* _Written problem_:
State the number of lines below in which the word "true" appears. Nothing else belongs in the answer.

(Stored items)

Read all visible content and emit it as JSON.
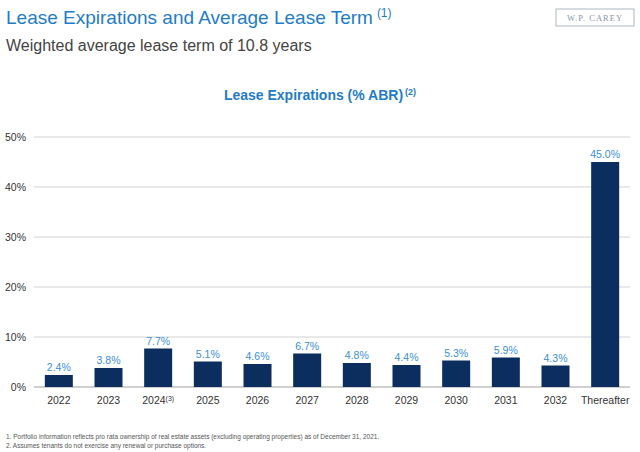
{
  "chart_data": {
    "type": "bar",
    "title": "Lease Expirations and Average Lease Term",
    "title_note": "(1)",
    "subtitle": "Weighted average lease term of 10.8 years",
    "chart_title": "Lease Expirations (% ABR)",
    "chart_title_note": "(2)",
    "logo": "W.P. CAREY",
    "categories": [
      "2022",
      "2023",
      "2024",
      "2025",
      "2026",
      "2027",
      "2028",
      "2029",
      "2030",
      "2031",
      "2032",
      "Thereafter"
    ],
    "category_notes": [
      null,
      null,
      "(3)",
      null,
      null,
      null,
      null,
      null,
      null,
      null,
      null,
      null
    ],
    "values": [
      2.4,
      3.8,
      7.7,
      5.1,
      4.6,
      6.7,
      4.8,
      4.4,
      5.3,
      5.9,
      4.3,
      45.0
    ],
    "value_labels": [
      "2.4%",
      "3.8%",
      "7.7%",
      "5.1%",
      "4.6%",
      "6.7%",
      "4.8%",
      "4.4%",
      "5.3%",
      "5.9%",
      "4.3%",
      "45.0%"
    ],
    "color": "#0b2e5e",
    "ylim": [
      0,
      50
    ],
    "yticks": [
      {
        "value": 0,
        "label": "0%"
      },
      {
        "value": 10,
        "label": "10%"
      },
      {
        "value": 20,
        "label": "20%"
      },
      {
        "value": 30,
        "label": "30%"
      },
      {
        "value": 40,
        "label": "40%"
      },
      {
        "value": 50,
        "label": "50%"
      }
    ],
    "grid": true,
    "data_labels": true,
    "footnotes": [
      "1. Portfolio information reflects pro rata ownership of real estate assets (excluding operating properties) as of December 31, 2021.",
      "2. Assumes tenants do not exercise any renewal or purchase options."
    ]
  }
}
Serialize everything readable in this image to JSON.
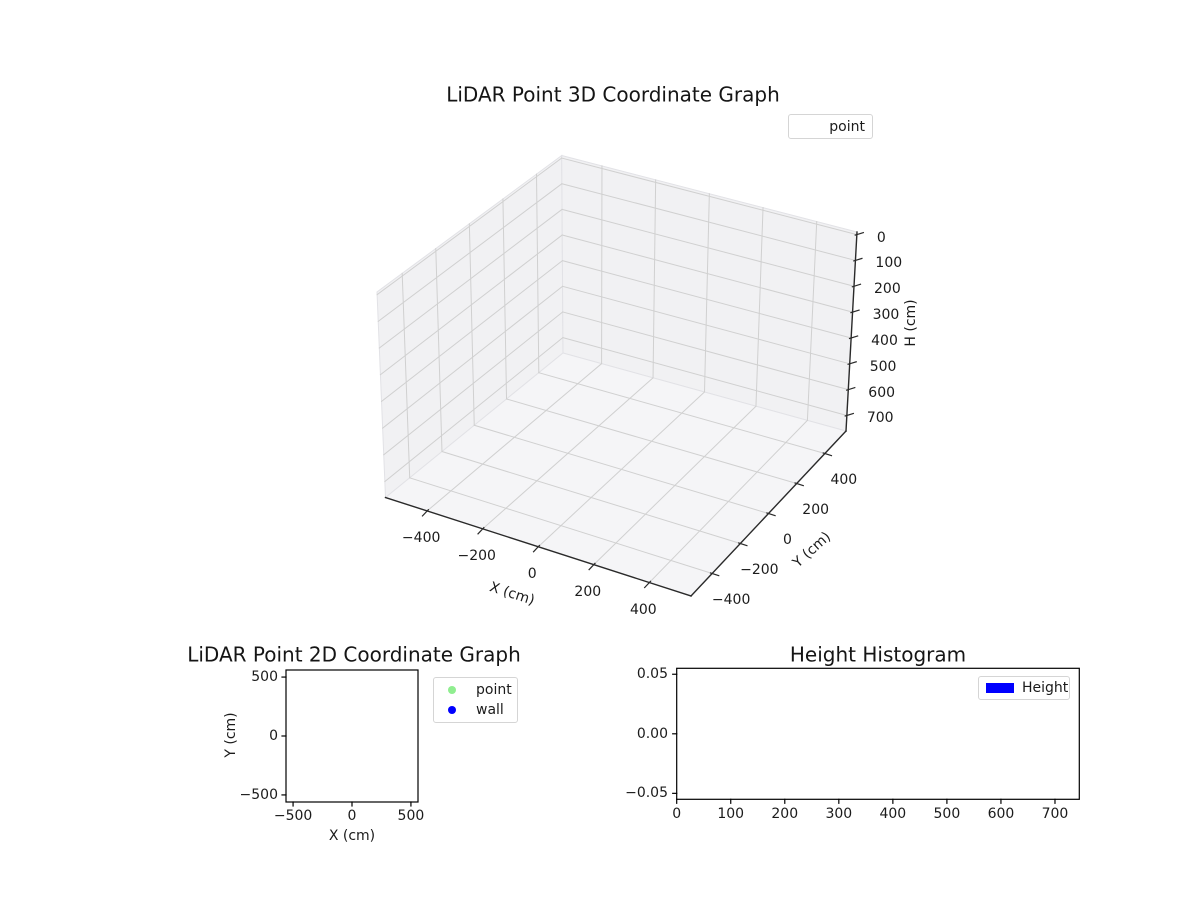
{
  "figure": {
    "background": "#ffffff"
  },
  "colors": {
    "pane_wall": "#f1f1f3",
    "pane_floor": "#f5f5f7",
    "pane_edge": "#e2e2e6",
    "grid": "#d0d0d0",
    "axis_line": "#2a2a2a",
    "spine": "#000000",
    "text": "#1b1b1b",
    "point_green": "#90ee90",
    "wall_blue": "#0000ff",
    "height_blue": "#0000ff"
  },
  "chart_data": [
    {
      "id": "plot3d",
      "type": "scatter3d",
      "title": "LiDAR Point 3D Coordinate Graph",
      "xlabel": "X (cm)",
      "ylabel": "Y (cm)",
      "zlabel": "H (cm)",
      "xlim": [
        -550,
        550
      ],
      "ylim": [
        -550,
        550
      ],
      "zlim": [
        -10,
        760
      ],
      "zaxis_inverted": true,
      "grid": true,
      "xticks": {
        "values": [
          -400,
          -200,
          0,
          200,
          400
        ],
        "labels": [
          "−400",
          "−200",
          "0",
          "200",
          "400"
        ]
      },
      "yticks": {
        "values": [
          -400,
          -200,
          0,
          200,
          400
        ],
        "labels": [
          "−400",
          "−200",
          "0",
          "200",
          "400"
        ]
      },
      "zticks": {
        "values": [
          0,
          100,
          200,
          300,
          400,
          500,
          600,
          700
        ],
        "labels": [
          "0",
          "100",
          "200",
          "300",
          "400",
          "500",
          "600",
          "700"
        ]
      },
      "legend": {
        "location": "upper right",
        "entries": [
          {
            "label": "point",
            "marker": "none",
            "color": null
          }
        ]
      },
      "series": [
        {
          "name": "point",
          "points": []
        }
      ]
    },
    {
      "id": "plot2d",
      "type": "scatter",
      "title": "LiDAR Point 2D Coordinate Graph",
      "xlabel": "X (cm)",
      "ylabel": "Y (cm)",
      "xlim": [
        -560,
        560
      ],
      "ylim": [
        -560,
        560
      ],
      "grid": false,
      "xticks": {
        "values": [
          -500,
          0,
          500
        ],
        "labels": [
          "−500",
          "0",
          "500"
        ]
      },
      "yticks": {
        "values": [
          500,
          0,
          -500
        ],
        "labels": [
          "500",
          "0",
          "−500"
        ]
      },
      "legend": {
        "location": "outside right",
        "entries": [
          {
            "label": "point",
            "marker": "circle",
            "color": "#90ee90"
          },
          {
            "label": "wall",
            "marker": "circle",
            "color": "#0000ff"
          }
        ]
      },
      "series": [
        {
          "name": "point",
          "points": []
        },
        {
          "name": "wall",
          "points": []
        }
      ]
    },
    {
      "id": "histogram",
      "type": "bar",
      "title": "Height Histogram",
      "xlabel": "",
      "ylabel": "",
      "xlim": [
        0,
        745
      ],
      "ylim": [
        -0.055,
        0.055
      ],
      "grid": false,
      "xticks": {
        "values": [
          0,
          100,
          200,
          300,
          400,
          500,
          600,
          700
        ],
        "labels": [
          "0",
          "100",
          "200",
          "300",
          "400",
          "500",
          "600",
          "700"
        ]
      },
      "yticks": {
        "values": [
          0.05,
          0,
          -0.05
        ],
        "labels": [
          "0.05",
          "0.00",
          "−0.05"
        ]
      },
      "legend": {
        "location": "upper right",
        "entries": [
          {
            "label": "Height",
            "marker": "rect",
            "color": "#0000ff"
          }
        ]
      },
      "values": []
    }
  ]
}
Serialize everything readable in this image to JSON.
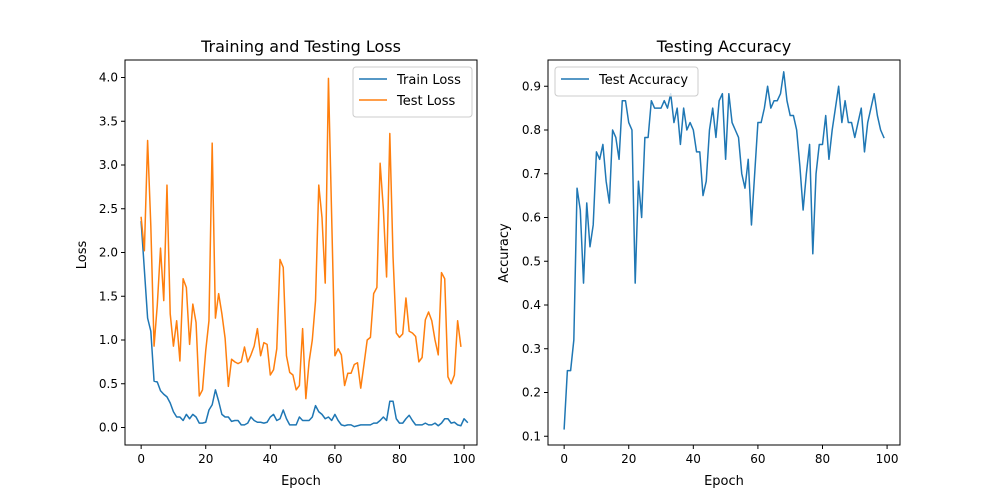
{
  "chart_data": [
    {
      "type": "line",
      "title": "Training and Testing Loss",
      "xlabel": "Epoch",
      "ylabel": "Loss",
      "xlim": [
        -5,
        104
      ],
      "ylim": [
        -0.2,
        4.2
      ],
      "xticks": [
        "0",
        "20",
        "40",
        "60",
        "80",
        "100"
      ],
      "xtick_values": [
        0,
        20,
        40,
        60,
        80,
        100
      ],
      "yticks": [
        "0.0",
        "0.5",
        "1.0",
        "1.5",
        "2.0",
        "2.5",
        "3.0",
        "3.5",
        "4.0"
      ],
      "ytick_values": [
        0,
        0.5,
        1,
        1.5,
        2,
        2.5,
        3,
        3.5,
        4
      ],
      "legend_position": "top-right",
      "series": [
        {
          "name": "Train Loss",
          "color": "#1f77b4",
          "values": [
            2.35,
            1.8,
            1.25,
            1.1,
            0.53,
            0.52,
            0.42,
            0.38,
            0.35,
            0.28,
            0.18,
            0.12,
            0.12,
            0.08,
            0.15,
            0.1,
            0.15,
            0.12,
            0.05,
            0.05,
            0.06,
            0.2,
            0.26,
            0.43,
            0.3,
            0.15,
            0.12,
            0.12,
            0.07,
            0.08,
            0.08,
            0.03,
            0.03,
            0.05,
            0.12,
            0.08,
            0.06,
            0.06,
            0.05,
            0.06,
            0.12,
            0.15,
            0.08,
            0.1,
            0.2,
            0.1,
            0.03,
            0.03,
            0.03,
            0.12,
            0.08,
            0.08,
            0.08,
            0.12,
            0.25,
            0.18,
            0.15,
            0.1,
            0.12,
            0.08,
            0.15,
            0.08,
            0.03,
            0.02,
            0.03,
            0.03,
            0.01,
            0.02,
            0.03,
            0.03,
            0.03,
            0.03,
            0.05,
            0.05,
            0.08,
            0.12,
            0.08,
            0.3,
            0.3,
            0.1,
            0.05,
            0.05,
            0.1,
            0.14,
            0.08,
            0.03,
            0.03,
            0.03,
            0.05,
            0.03,
            0.03,
            0.05,
            0.02,
            0.05,
            0.1,
            0.1,
            0.05,
            0.06,
            0.03,
            0.02,
            0.1,
            0.06
          ]
        },
        {
          "name": "Test Loss",
          "color": "#ff7f0e",
          "values": [
            2.4,
            2.02,
            3.28,
            2.3,
            0.93,
            1.4,
            2.05,
            1.45,
            2.77,
            1.3,
            0.93,
            1.22,
            0.76,
            1.7,
            1.6,
            0.95,
            1.41,
            1.2,
            0.36,
            0.43,
            0.88,
            1.22,
            3.25,
            1.25,
            1.53,
            1.3,
            1.02,
            0.47,
            0.78,
            0.75,
            0.73,
            0.75,
            0.92,
            0.75,
            0.83,
            0.93,
            1.13,
            0.82,
            0.97,
            0.95,
            0.6,
            0.66,
            0.9,
            1.92,
            1.83,
            0.82,
            0.63,
            0.6,
            0.43,
            0.48,
            1.13,
            0.33,
            0.75,
            1.0,
            1.45,
            2.77,
            2.4,
            1.65,
            3.99,
            2.4,
            0.82,
            0.9,
            0.83,
            0.48,
            0.62,
            0.62,
            0.72,
            0.74,
            0.45,
            0.72,
            1.0,
            1.03,
            1.53,
            1.6,
            3.02,
            2.5,
            1.72,
            3.36,
            1.95,
            1.08,
            1.03,
            1.07,
            1.48,
            1.1,
            1.08,
            1.04,
            0.75,
            0.8,
            1.23,
            1.32,
            1.22,
            1.0,
            0.83,
            1.77,
            1.7,
            0.58,
            0.5,
            0.6,
            1.22,
            0.93
          ]
        }
      ]
    },
    {
      "type": "line",
      "title": "Testing Accuracy",
      "xlabel": "Epoch",
      "ylabel": "Accuracy",
      "xlim": [
        -5,
        104
      ],
      "ylim": [
        0.08,
        0.96
      ],
      "xticks": [
        "0",
        "20",
        "40",
        "60",
        "80",
        "100"
      ],
      "xtick_values": [
        0,
        20,
        40,
        60,
        80,
        100
      ],
      "yticks": [
        "0.1",
        "0.2",
        "0.3",
        "0.4",
        "0.5",
        "0.6",
        "0.7",
        "0.8",
        "0.9"
      ],
      "ytick_values": [
        0.1,
        0.2,
        0.3,
        0.4,
        0.5,
        0.6,
        0.7,
        0.8,
        0.9
      ],
      "legend_position": "top-left",
      "series": [
        {
          "name": "Test Accuracy",
          "color": "#1f77b4",
          "values": [
            0.117,
            0.25,
            0.25,
            0.32,
            0.667,
            0.617,
            0.45,
            0.633,
            0.533,
            0.583,
            0.75,
            0.733,
            0.767,
            0.683,
            0.633,
            0.8,
            0.783,
            0.733,
            0.867,
            0.867,
            0.817,
            0.8,
            0.45,
            0.683,
            0.6,
            0.783,
            0.783,
            0.867,
            0.85,
            0.85,
            0.85,
            0.867,
            0.85,
            0.883,
            0.817,
            0.85,
            0.767,
            0.85,
            0.8,
            0.817,
            0.8,
            0.75,
            0.75,
            0.65,
            0.683,
            0.8,
            0.85,
            0.783,
            0.867,
            0.883,
            0.733,
            0.883,
            0.817,
            0.8,
            0.783,
            0.7,
            0.667,
            0.733,
            0.583,
            0.7,
            0.817,
            0.817,
            0.85,
            0.9,
            0.85,
            0.867,
            0.867,
            0.883,
            0.933,
            0.867,
            0.833,
            0.833,
            0.8,
            0.717,
            0.617,
            0.7,
            0.767,
            0.517,
            0.7,
            0.767,
            0.767,
            0.833,
            0.733,
            0.8,
            0.85,
            0.9,
            0.817,
            0.867,
            0.817,
            0.817,
            0.783,
            0.817,
            0.85,
            0.75,
            0.817,
            0.85,
            0.883,
            0.833,
            0.8,
            0.783
          ]
        }
      ]
    }
  ]
}
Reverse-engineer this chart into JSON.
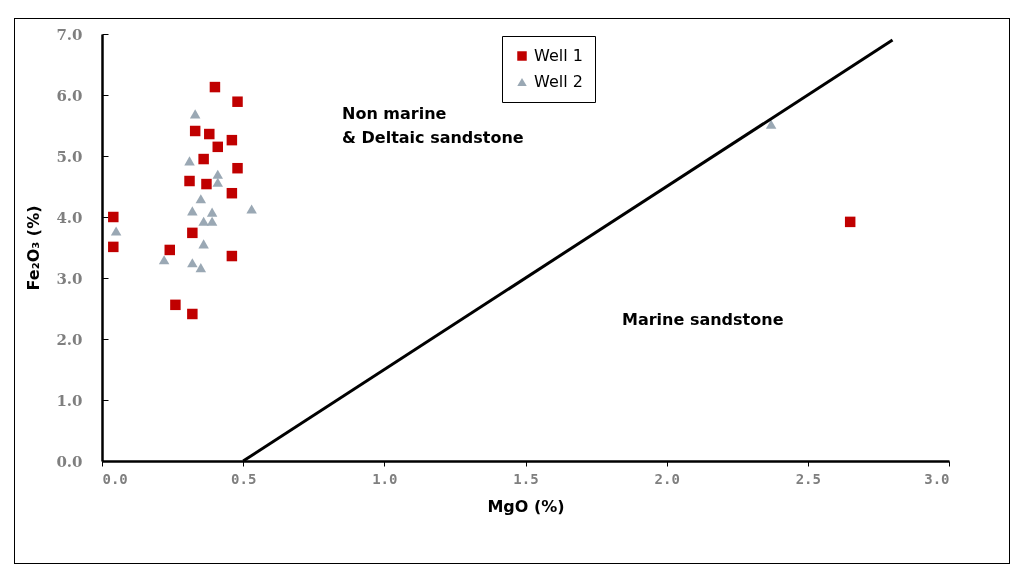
{
  "chart_data": {
    "type": "scatter",
    "xlabel": "MgO (%)",
    "ylabel": "Fe₂O₃ (%)",
    "xlim": [
      0,
      3
    ],
    "ylim": [
      0,
      7
    ],
    "xticks": [
      {
        "value": 0,
        "label": "0.0"
      },
      {
        "value": 0.5,
        "label": "0.5"
      },
      {
        "value": 1,
        "label": "1.0"
      },
      {
        "value": 1.5,
        "label": "1.5"
      },
      {
        "value": 2,
        "label": "2.0"
      },
      {
        "value": 2.5,
        "label": "2.5"
      },
      {
        "value": 3,
        "label": "3.0"
      }
    ],
    "yticks": [
      {
        "value": 0,
        "label": "0.0"
      },
      {
        "value": 1,
        "label": "1.0"
      },
      {
        "value": 2,
        "label": "2.0"
      },
      {
        "value": 3,
        "label": "3.0"
      },
      {
        "value": 4,
        "label": "4.0"
      },
      {
        "value": 5,
        "label": "5.0"
      },
      {
        "value": 6,
        "label": "6.0"
      },
      {
        "value": 7,
        "label": "7.0"
      }
    ],
    "legend": "top",
    "grid": false,
    "annotations": [
      "Non marine\n& Deltaic sandstone",
      "Marine sandstone"
    ],
    "series": [
      {
        "name": "Well 1",
        "color": "#c00000",
        "marker": "square",
        "x": [
          0.4,
          0.48,
          0.33,
          0.38,
          0.41,
          0.46,
          0.36,
          0.48,
          0.31,
          0.37,
          0.46,
          0.04,
          0.04,
          0.32,
          0.24,
          0.46,
          0.26,
          0.32,
          2.65
        ],
        "values": [
          6.13,
          5.89,
          5.41,
          5.36,
          5.15,
          5.26,
          4.95,
          4.8,
          4.59,
          4.54,
          4.39,
          4.0,
          3.51,
          3.74,
          3.46,
          3.36,
          2.56,
          2.41,
          3.92
        ]
      },
      {
        "name": "Well 2",
        "color": "#9aa8b4",
        "marker": "triangle",
        "x": [
          0.33,
          0.31,
          0.41,
          0.41,
          0.53,
          0.35,
          0.32,
          0.39,
          0.36,
          0.39,
          0.05,
          0.36,
          0.22,
          0.32,
          0.35,
          2.37
        ],
        "values": [
          5.69,
          4.92,
          4.7,
          4.57,
          4.13,
          4.3,
          4.1,
          4.08,
          3.93,
          3.93,
          3.77,
          3.56,
          3.3,
          3.25,
          3.17,
          5.52
        ]
      },
      {
        "type": "line",
        "color": "#000000",
        "x": [
          0.5,
          2.8
        ],
        "values": [
          0,
          6.9
        ]
      }
    ]
  }
}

* _Response_:
4